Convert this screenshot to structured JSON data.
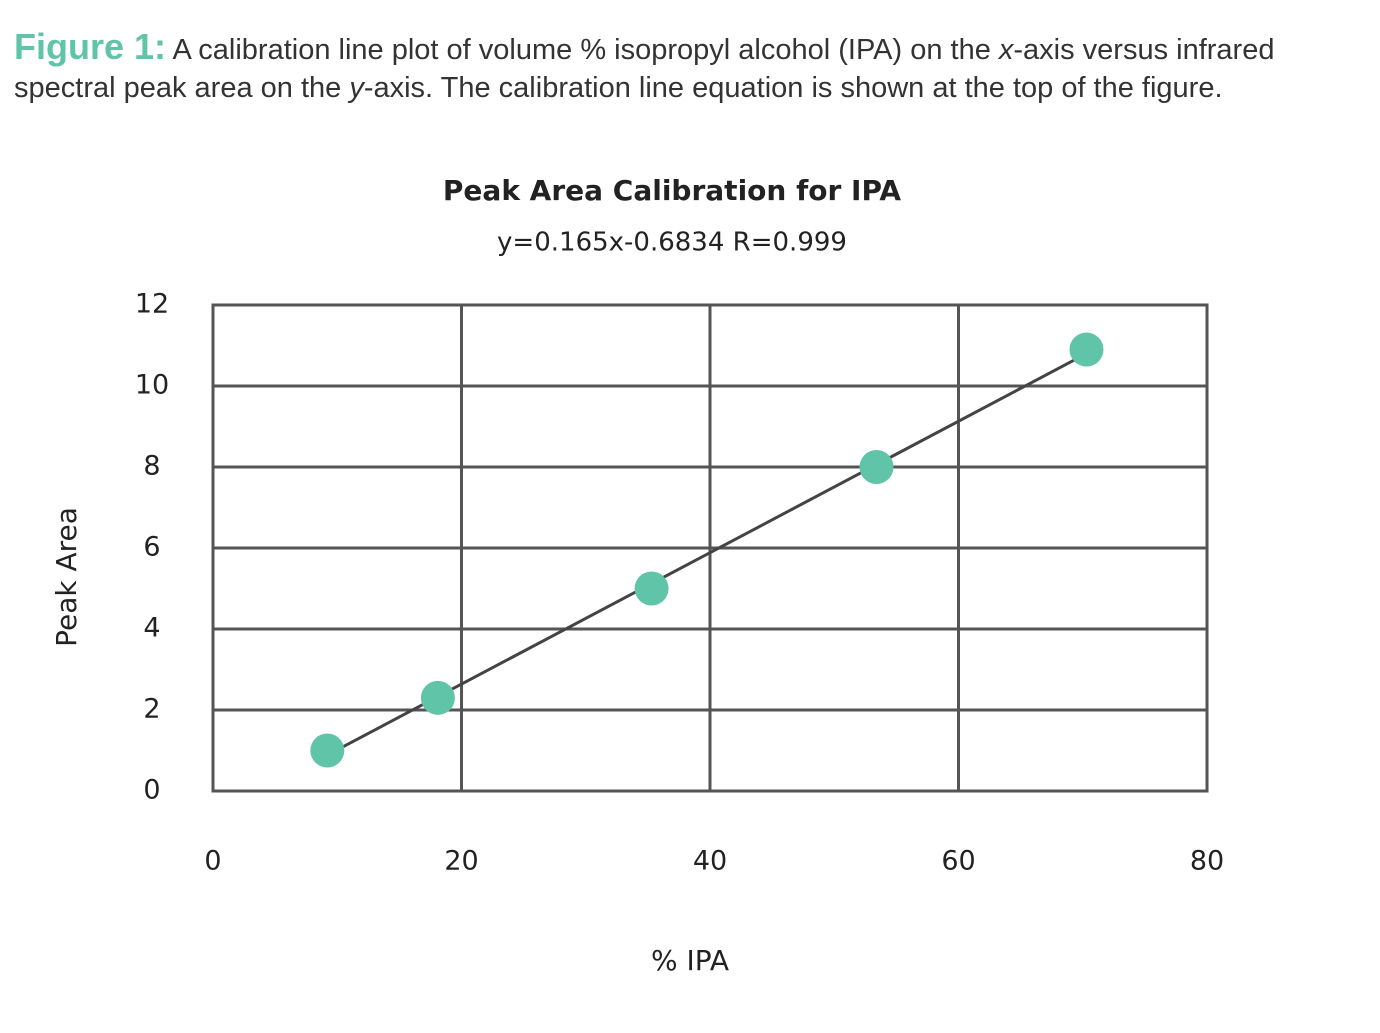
{
  "caption": {
    "label": "Figure 1:",
    "parts": [
      "A calibration line plot of volume % isopropyl alcohol (IPA) on the ",
      "x",
      "-axis versus infrared spectral peak area on the ",
      "y",
      "-axis. The calibration line equation is shown at the top of the figure."
    ]
  },
  "chart_data": {
    "type": "scatter",
    "title": "Peak Area Calibration for IPA",
    "subtitle": "y=0.165x-0.6834 R=0.999",
    "x_label": "% IPA",
    "y_label": "Peak Area",
    "x": [
      9.2,
      18.1,
      35.3,
      53.4,
      70.3
    ],
    "values": [
      1.0,
      2.3,
      5.0,
      8.0,
      10.9
    ],
    "color": "#5fc4a8",
    "trendline": true,
    "xlim": [
      0,
      80
    ],
    "xticks": [
      0,
      20,
      40,
      60,
      80
    ],
    "ylim": [
      0,
      12
    ],
    "yticks": [
      0,
      2,
      4,
      6,
      8,
      10,
      12
    ],
    "grid": true
  }
}
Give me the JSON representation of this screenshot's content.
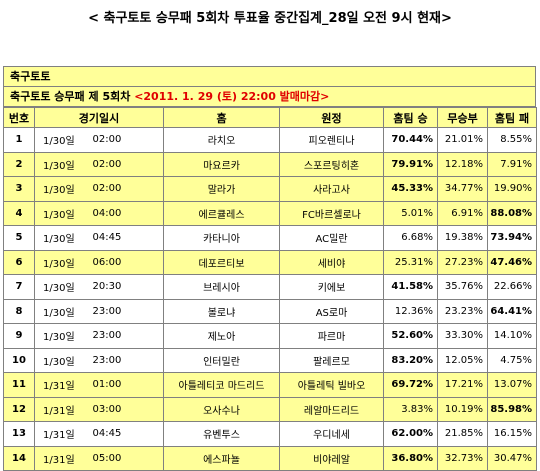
{
  "title": "< 축구토토 승무패 5회차 투표율 중간집계_28일 오전 9시 현재>",
  "section_label": "축구토토",
  "round_label": "축구토토 승무패 제 5회차",
  "deadline_notice": "<2011. 1. 29 (토) 22:00 발매마감>",
  "columns": [
    "번호",
    "경기일시",
    "홈",
    "원정",
    "홈팀 승",
    "무승부",
    "홈팀 패"
  ],
  "rows": [
    {
      "no": "1",
      "date": "1/30일",
      "time": "02:00",
      "home": "라치오",
      "away": "피오렌티나",
      "win": "70.44%",
      "draw": "21.01%",
      "lose": "8.55%",
      "highlight": false,
      "bold": "win"
    },
    {
      "no": "2",
      "date": "1/30일",
      "time": "02:00",
      "home": "마요르카",
      "away": "스포르팅히혼",
      "win": "79.91%",
      "draw": "12.18%",
      "lose": "7.91%",
      "highlight": true,
      "bold": "win"
    },
    {
      "no": "3",
      "date": "1/30일",
      "time": "02:00",
      "home": "말라가",
      "away": "사라고사",
      "win": "45.33%",
      "draw": "34.77%",
      "lose": "19.90%",
      "highlight": true,
      "bold": "win"
    },
    {
      "no": "4",
      "date": "1/30일",
      "time": "04:00",
      "home": "에르큘레스",
      "away": "FC바르셀로나",
      "win": "5.01%",
      "draw": "6.91%",
      "lose": "88.08%",
      "highlight": true,
      "bold": "lose"
    },
    {
      "no": "5",
      "date": "1/30일",
      "time": "04:45",
      "home": "카타니아",
      "away": "AC밀란",
      "win": "6.68%",
      "draw": "19.38%",
      "lose": "73.94%",
      "highlight": false,
      "bold": "lose"
    },
    {
      "no": "6",
      "date": "1/30일",
      "time": "06:00",
      "home": "데포르티보",
      "away": "세비야",
      "win": "25.31%",
      "draw": "27.23%",
      "lose": "47.46%",
      "highlight": true,
      "bold": "lose"
    },
    {
      "no": "7",
      "date": "1/30일",
      "time": "20:30",
      "home": "브레시아",
      "away": "키에보",
      "win": "41.58%",
      "draw": "35.76%",
      "lose": "22.66%",
      "highlight": false,
      "bold": "win"
    },
    {
      "no": "8",
      "date": "1/30일",
      "time": "23:00",
      "home": "볼로냐",
      "away": "AS로마",
      "win": "12.36%",
      "draw": "23.23%",
      "lose": "64.41%",
      "highlight": false,
      "bold": "lose"
    },
    {
      "no": "9",
      "date": "1/30일",
      "time": "23:00",
      "home": "제노아",
      "away": "파르마",
      "win": "52.60%",
      "draw": "33.30%",
      "lose": "14.10%",
      "highlight": false,
      "bold": "win"
    },
    {
      "no": "10",
      "date": "1/30일",
      "time": "23:00",
      "home": "인터밀란",
      "away": "팔레르모",
      "win": "83.20%",
      "draw": "12.05%",
      "lose": "4.75%",
      "highlight": false,
      "bold": "win"
    },
    {
      "no": "11",
      "date": "1/31일",
      "time": "01:00",
      "home": "아틀레티코 마드리드",
      "away": "아틀레틱 빌바오",
      "win": "69.72%",
      "draw": "17.21%",
      "lose": "13.07%",
      "highlight": true,
      "bold": "win"
    },
    {
      "no": "12",
      "date": "1/31일",
      "time": "03:00",
      "home": "오사수나",
      "away": "레알마드리드",
      "win": "3.83%",
      "draw": "10.19%",
      "lose": "85.98%",
      "highlight": true,
      "bold": "lose"
    },
    {
      "no": "13",
      "date": "1/31일",
      "time": "04:45",
      "home": "유벤투스",
      "away": "우디네세",
      "win": "62.00%",
      "draw": "21.85%",
      "lose": "16.15%",
      "highlight": false,
      "bold": "win"
    },
    {
      "no": "14",
      "date": "1/31일",
      "time": "05:00",
      "home": "에스파뇰",
      "away": "비야레알",
      "win": "36.80%",
      "draw": "32.73%",
      "lose": "30.47%",
      "highlight": true,
      "bold": "win"
    }
  ]
}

== EXERCISE INSTRUCTIONS ==
Transcribe the full listing above exactly as it stands, minus the pictures.

== REPLY TO THE TASK ==
Convert this screenshot to structured JSON data.
{
  "caption": {
    "label": "Figure 1:",
    "parts": [
      "A calibration line plot of volume % isopropyl alcohol (IPA) on the ",
      "x",
      "-axis versus infrared spectral peak area on the ",
      "y",
      "-axis. The calibration line equation is shown at the top of the figure."
    ]
  },
  "chart_data": {
    "type": "scatter",
    "title": "Peak Area Calibration for IPA",
    "subtitle": "y=0.165x-0.6834 R=0.999",
    "x_label": "% IPA",
    "y_label": "Peak Area",
    "x": [
      9.2,
      18.1,
      35.3,
      53.4,
      70.3
    ],
    "values": [
      1.0,
      2.3,
      5.0,
      8.0,
      10.9
    ],
    "color": "#5fc4a8",
    "trendline": true,
    "xlim": [
      0,
      80
    ],
    "xticks": [
      0,
      20,
      40,
      60,
      80
    ],
    "ylim": [
      0,
      12
    ],
    "yticks": [
      0,
      2,
      4,
      6,
      8,
      10,
      12
    ],
    "grid": true
  }
}
Give me the JSON representation of this screenshot's content.
{
  "title": "< 축구토토 승무패 5회차 투표율 중간집계_28일 오전 9시 현재>",
  "section_label": "축구토토",
  "round_label": "축구토토 승무패 제 5회차",
  "deadline_notice": "<2011. 1. 29 (토) 22:00 발매마감>",
  "columns": [
    "번호",
    "경기일시",
    "홈",
    "원정",
    "홈팀 승",
    "무승부",
    "홈팀 패"
  ],
  "rows": [
    {
      "no": "1",
      "date": "1/30일",
      "time": "02:00",
      "home": "라치오",
      "away": "피오렌티나",
      "win": "70.44%",
      "draw": "21.01%",
      "lose": "8.55%",
      "highlight": false,
      "bold": "win"
    },
    {
      "no": "2",
      "date": "1/30일",
      "time": "02:00",
      "home": "마요르카",
      "away": "스포르팅히혼",
      "win": "79.91%",
      "draw": "12.18%",
      "lose": "7.91%",
      "highlight": true,
      "bold": "win"
    },
    {
      "no": "3",
      "date": "1/30일",
      "time": "02:00",
      "home": "말라가",
      "away": "사라고사",
      "win": "45.33%",
      "draw": "34.77%",
      "lose": "19.90%",
      "highlight": true,
      "bold": "win"
    },
    {
      "no": "4",
      "date": "1/30일",
      "time": "04:00",
      "home": "에르큘레스",
      "away": "FC바르셀로나",
      "win": "5.01%",
      "draw": "6.91%",
      "lose": "88.08%",
      "highlight": true,
      "bold": "lose"
    },
    {
      "no": "5",
      "date": "1/30일",
      "time": "04:45",
      "home": "카타니아",
      "away": "AC밀란",
      "win": "6.68%",
      "draw": "19.38%",
      "lose": "73.94%",
      "highlight": false,
      "bold": "lose"
    },
    {
      "no": "6",
      "date": "1/30일",
      "time": "06:00",
      "home": "데포르티보",
      "away": "세비야",
      "win": "25.31%",
      "draw": "27.23%",
      "lose": "47.46%",
      "highlight": true,
      "bold": "lose"
    },
    {
      "no": "7",
      "date": "1/30일",
      "time": "20:30",
      "home": "브레시아",
      "away": "키에보",
      "win": "41.58%",
      "draw": "35.76%",
      "lose": "22.66%",
      "highlight": false,
      "bold": "win"
    },
    {
      "no": "8",
      "date": "1/30일",
      "time": "23:00",
      "home": "볼로냐",
      "away": "AS로마",
      "win": "12.36%",
      "draw": "23.23%",
      "lose": "64.41%",
      "highlight": false,
      "bold": "lose"
    },
    {
      "no": "9",
      "date": "1/30일",
      "time": "23:00",
      "home": "제노아",
      "away": "파르마",
      "win": "52.60%",
      "draw": "33.30%",
      "lose": "14.10%",
      "highlight": false,
      "bold": "win"
    },
    {
      "no": "10",
      "date": "1/30일",
      "time": "23:00",
      "home": "인터밀란",
      "away": "팔레르모",
      "win": "83.20%",
      "draw": "12.05%",
      "lose": "4.75%",
      "highlight": false,
      "bold": "win"
    },
    {
      "no": "11",
      "date": "1/31일",
      "time": "01:00",
      "home": "아틀레티코 마드리드",
      "away": "아틀레틱 빌바오",
      "win": "69.72%",
      "draw": "17.21%",
      "lose": "13.07%",
      "highlight": true,
      "bold": "win"
    },
    {
      "no": "12",
      "date": "1/31일",
      "time": "03:00",
      "home": "오사수나",
      "away": "레알마드리드",
      "win": "3.83%",
      "draw": "10.19%",
      "lose": "85.98%",
      "highlight": true,
      "bold": "lose"
    },
    {
      "no": "13",
      "date": "1/31일",
      "time": "04:45",
      "home": "유벤투스",
      "away": "우디네세",
      "win": "62.00%",
      "draw": "21.85%",
      "lose": "16.15%",
      "highlight": false,
      "bold": "win"
    },
    {
      "no": "14",
      "date": "1/31일",
      "time": "05:00",
      "home": "에스파뇰",
      "away": "비야레알",
      "win": "36.80%",
      "draw": "32.73%",
      "lose": "30.47%",
      "highlight": true,
      "bold": "win"
    }
  ]
}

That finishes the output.